##### Material supplied

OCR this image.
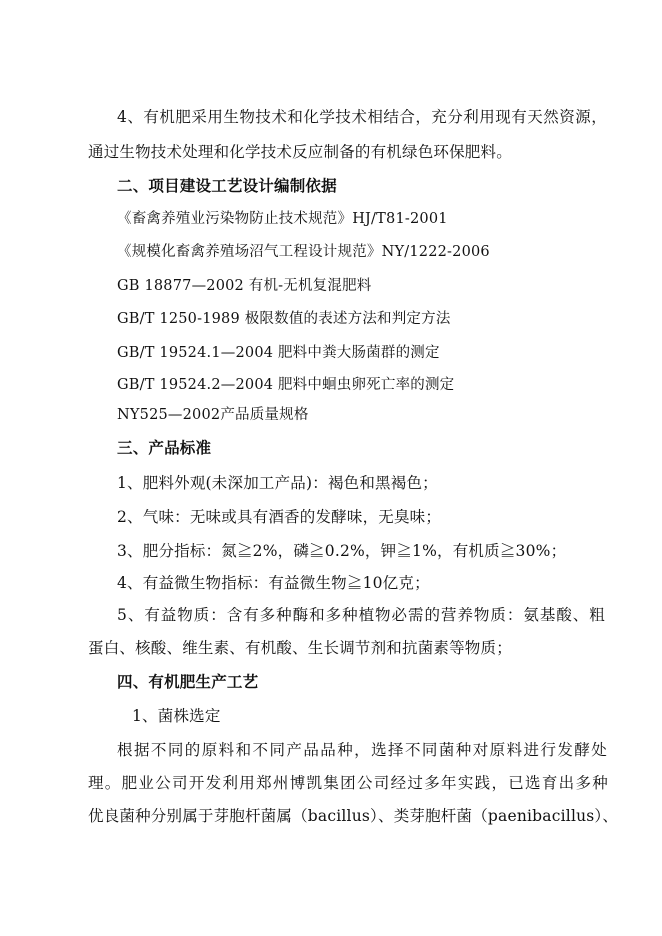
4、有机肥采用生物技术和化学技术相结合，充分利用现有天然资源，
通过生物技术处理和化学技术反应制备的有机绿色环保肥料。
二、项目建设工艺设计编制依据
《畜禽养殖业污染物防止技术规范》HJ/T81-2001
《规模化畜禽养殖场沼气工程设计规范》NY/1222-2006
GB 18877—2002 有机-无机复混肥料
GB/T 1250-1989 极限数值的表述方法和判定方法
GB/T 19524.1—2004 肥料中粪大肠菌群的测定
GB/T 19524.2—2004 肥料中蛔虫卵死亡率的测定
NY525—2002产品质量规格
三、产品标准
1、肥料外观(未深加工产品)：褐色和黑褐色；
2、气味：无味或具有酒香的发酵味，无臭味；
3、肥分指标：氮≧2%，磷≧0.2%，钾≧1%，有机质≧30%；
4、有益微生物指标：有益微生物≧10亿克；
5、有益物质：含有多种酶和多种植物必需的营养物质：氨基酸、粗
蛋白、核酸、维生素、有机酸、生长调节剂和抗菌素等物质；
四、有机肥生产工艺
1、菌株选定
根据不同的原料和不同产品品种，选择不同菌种对原料进行发酵处
理。肥业公司开发利用郑州博凯集团公司经过多年实践，已选育出多种
优良菌种分别属于芽胞杆菌属（bacillus）、类芽胞杆菌（paenibacillus）、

##########

[What is asked]
All of the entries above should be copied exactly, except for the pictures.

[Expected output]
OCR this image.
4、有机肥采用生物技术和化学技术相结合，充分利用现有天然资源，
通过生物技术处理和化学技术反应制备的有机绿色环保肥料。
二、项目建设工艺设计编制依据
《畜禽养殖业污染物防止技术规范》HJ/T81-2001
《规模化畜禽养殖场沼气工程设计规范》NY/1222-2006
GB 18877—2002 有机-无机复混肥料
GB/T 1250-1989 极限数值的表述方法和判定方法
GB/T 19524.1—2004 肥料中粪大肠菌群的测定
GB/T 19524.2—2004 肥料中蛔虫卵死亡率的测定
NY525—2002产品质量规格
三、产品标准
1、肥料外观(未深加工产品)：褐色和黑褐色；
2、气味：无味或具有酒香的发酵味，无臭味；
3、肥分指标：氮≧2%，磷≧0.2%，钾≧1%，有机质≧30%；
4、有益微生物指标：有益微生物≧10亿克；
5、有益物质：含有多种酶和多种植物必需的营养物质：氨基酸、粗
蛋白、核酸、维生素、有机酸、生长调节剂和抗菌素等物质；
四、有机肥生产工艺
1、菌株选定
根据不同的原料和不同产品品种，选择不同菌种对原料进行发酵处
理。肥业公司开发利用郑州博凯集团公司经过多年实践，已选育出多种
优良菌种分别属于芽胞杆菌属（bacillus）、类芽胞杆菌（paenibacillus）、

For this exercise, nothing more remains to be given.